WRITTEN EXERCISE: Look for "frac" in the listing below. Gather each line that contains it.

DATA RECORDS:
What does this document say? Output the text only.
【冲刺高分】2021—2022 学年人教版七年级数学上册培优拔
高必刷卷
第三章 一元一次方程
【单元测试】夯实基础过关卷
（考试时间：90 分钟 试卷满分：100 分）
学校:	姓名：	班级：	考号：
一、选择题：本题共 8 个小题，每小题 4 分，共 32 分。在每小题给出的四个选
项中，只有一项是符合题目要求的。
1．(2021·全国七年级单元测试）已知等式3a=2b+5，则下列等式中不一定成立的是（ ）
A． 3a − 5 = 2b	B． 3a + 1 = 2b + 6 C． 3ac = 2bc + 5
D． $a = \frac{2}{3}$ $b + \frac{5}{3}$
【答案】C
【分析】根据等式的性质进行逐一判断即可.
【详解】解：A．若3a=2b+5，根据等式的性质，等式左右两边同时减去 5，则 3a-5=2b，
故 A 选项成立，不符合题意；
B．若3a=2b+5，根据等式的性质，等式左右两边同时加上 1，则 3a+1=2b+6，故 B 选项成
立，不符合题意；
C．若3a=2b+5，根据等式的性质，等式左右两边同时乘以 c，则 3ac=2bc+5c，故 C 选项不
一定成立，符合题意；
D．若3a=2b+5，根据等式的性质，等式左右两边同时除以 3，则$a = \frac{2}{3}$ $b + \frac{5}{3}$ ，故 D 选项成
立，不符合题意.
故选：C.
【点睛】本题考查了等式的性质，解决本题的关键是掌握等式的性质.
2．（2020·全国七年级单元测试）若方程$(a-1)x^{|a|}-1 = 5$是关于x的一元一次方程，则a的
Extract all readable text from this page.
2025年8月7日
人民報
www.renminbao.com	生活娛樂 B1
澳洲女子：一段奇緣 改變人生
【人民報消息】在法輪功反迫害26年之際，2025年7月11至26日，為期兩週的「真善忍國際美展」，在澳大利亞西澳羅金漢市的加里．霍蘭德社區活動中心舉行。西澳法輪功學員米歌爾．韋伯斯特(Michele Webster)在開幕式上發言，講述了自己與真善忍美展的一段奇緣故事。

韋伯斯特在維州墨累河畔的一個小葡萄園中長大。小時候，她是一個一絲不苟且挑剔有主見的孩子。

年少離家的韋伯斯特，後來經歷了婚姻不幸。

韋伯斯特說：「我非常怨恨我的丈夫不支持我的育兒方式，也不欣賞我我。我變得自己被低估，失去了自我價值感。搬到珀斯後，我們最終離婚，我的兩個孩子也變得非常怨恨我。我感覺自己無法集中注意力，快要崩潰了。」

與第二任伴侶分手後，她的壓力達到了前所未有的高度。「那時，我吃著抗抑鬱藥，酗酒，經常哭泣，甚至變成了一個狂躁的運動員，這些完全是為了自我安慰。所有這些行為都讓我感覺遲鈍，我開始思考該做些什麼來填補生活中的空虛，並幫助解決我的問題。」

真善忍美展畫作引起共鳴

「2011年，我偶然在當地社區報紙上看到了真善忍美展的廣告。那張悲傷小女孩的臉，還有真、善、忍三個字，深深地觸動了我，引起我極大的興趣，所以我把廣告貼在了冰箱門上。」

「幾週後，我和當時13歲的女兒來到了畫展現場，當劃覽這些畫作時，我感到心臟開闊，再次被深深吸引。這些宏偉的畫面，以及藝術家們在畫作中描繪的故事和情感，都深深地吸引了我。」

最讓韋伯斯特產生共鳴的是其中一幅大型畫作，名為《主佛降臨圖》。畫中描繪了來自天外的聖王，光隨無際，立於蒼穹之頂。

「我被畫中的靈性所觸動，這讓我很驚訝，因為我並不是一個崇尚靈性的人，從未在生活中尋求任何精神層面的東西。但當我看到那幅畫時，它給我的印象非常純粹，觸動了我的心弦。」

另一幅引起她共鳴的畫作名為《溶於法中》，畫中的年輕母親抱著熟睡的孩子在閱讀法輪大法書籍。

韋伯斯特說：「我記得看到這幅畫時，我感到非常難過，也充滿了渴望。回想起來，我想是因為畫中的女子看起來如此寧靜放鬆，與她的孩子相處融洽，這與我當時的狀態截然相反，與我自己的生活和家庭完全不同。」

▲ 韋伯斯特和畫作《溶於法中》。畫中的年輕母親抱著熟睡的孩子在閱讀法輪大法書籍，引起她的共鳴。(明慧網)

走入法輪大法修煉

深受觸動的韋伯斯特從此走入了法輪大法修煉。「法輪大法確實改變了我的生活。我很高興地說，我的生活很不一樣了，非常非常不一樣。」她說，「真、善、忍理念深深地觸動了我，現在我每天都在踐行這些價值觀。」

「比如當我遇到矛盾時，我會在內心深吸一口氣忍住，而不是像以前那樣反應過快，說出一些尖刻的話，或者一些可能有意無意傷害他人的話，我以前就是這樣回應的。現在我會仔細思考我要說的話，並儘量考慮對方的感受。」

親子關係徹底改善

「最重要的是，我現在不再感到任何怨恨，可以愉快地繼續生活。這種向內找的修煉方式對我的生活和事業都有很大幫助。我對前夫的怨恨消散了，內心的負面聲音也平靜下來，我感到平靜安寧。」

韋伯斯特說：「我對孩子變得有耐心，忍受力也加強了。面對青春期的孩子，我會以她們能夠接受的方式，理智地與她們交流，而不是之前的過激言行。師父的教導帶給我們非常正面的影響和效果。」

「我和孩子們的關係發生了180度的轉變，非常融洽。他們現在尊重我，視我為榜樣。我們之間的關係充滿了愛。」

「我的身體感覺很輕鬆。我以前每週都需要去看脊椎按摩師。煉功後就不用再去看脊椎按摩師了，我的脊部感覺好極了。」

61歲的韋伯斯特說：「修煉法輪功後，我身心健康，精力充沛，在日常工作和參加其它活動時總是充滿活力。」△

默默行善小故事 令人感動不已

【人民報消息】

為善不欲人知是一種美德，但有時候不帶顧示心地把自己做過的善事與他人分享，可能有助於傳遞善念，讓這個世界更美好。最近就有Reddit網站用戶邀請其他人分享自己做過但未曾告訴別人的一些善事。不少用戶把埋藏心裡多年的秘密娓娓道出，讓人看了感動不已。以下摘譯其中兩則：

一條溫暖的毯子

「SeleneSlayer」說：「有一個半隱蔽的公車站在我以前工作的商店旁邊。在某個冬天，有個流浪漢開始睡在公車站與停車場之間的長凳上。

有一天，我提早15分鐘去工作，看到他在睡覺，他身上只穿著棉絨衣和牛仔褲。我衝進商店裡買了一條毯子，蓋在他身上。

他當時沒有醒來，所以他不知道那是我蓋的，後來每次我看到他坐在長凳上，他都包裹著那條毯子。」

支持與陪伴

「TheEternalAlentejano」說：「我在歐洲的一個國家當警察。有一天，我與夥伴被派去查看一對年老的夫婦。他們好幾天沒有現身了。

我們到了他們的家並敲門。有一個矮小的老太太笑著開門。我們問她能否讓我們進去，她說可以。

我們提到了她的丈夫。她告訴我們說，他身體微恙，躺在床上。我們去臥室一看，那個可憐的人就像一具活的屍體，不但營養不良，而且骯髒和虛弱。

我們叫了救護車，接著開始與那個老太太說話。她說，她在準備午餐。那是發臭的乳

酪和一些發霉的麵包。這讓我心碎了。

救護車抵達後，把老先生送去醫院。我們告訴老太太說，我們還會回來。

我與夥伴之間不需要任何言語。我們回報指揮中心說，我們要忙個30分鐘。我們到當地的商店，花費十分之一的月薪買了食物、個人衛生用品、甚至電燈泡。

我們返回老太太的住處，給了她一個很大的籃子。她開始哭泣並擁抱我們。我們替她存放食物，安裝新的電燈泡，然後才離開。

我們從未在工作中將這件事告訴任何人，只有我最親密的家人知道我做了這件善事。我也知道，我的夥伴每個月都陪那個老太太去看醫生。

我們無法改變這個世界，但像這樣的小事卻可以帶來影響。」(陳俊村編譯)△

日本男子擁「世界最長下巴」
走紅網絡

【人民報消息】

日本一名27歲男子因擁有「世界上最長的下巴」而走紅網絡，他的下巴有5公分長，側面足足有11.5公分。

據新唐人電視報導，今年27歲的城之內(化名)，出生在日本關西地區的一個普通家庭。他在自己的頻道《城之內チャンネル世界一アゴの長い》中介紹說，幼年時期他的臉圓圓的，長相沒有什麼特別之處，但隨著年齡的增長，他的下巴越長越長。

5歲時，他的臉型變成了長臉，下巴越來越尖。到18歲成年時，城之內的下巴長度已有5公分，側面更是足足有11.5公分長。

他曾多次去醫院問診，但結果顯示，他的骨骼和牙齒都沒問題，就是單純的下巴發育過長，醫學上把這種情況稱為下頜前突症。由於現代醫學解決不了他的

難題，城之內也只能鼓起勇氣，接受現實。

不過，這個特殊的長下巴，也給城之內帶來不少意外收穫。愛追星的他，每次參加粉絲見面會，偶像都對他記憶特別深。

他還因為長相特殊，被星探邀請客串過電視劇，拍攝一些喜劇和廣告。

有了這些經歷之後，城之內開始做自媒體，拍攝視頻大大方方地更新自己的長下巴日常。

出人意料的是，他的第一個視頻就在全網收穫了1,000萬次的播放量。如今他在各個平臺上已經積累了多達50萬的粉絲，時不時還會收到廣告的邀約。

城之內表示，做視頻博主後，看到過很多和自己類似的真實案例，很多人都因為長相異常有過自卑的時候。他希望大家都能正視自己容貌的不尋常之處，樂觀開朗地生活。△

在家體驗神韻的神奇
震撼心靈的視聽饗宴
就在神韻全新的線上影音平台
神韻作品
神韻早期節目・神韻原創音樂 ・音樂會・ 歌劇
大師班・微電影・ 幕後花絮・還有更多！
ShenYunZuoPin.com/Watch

ANSWER TO THE PROBLEM:
D． $a = \frac{2}{3}$ $b + \frac{5}{3}$
D．若3a=2b+5，根据等式的性质，等式左右两边同时除以 3，则$a = \frac{2}{3}$ $b + \frac{5}{3}$ ，故 D 选项成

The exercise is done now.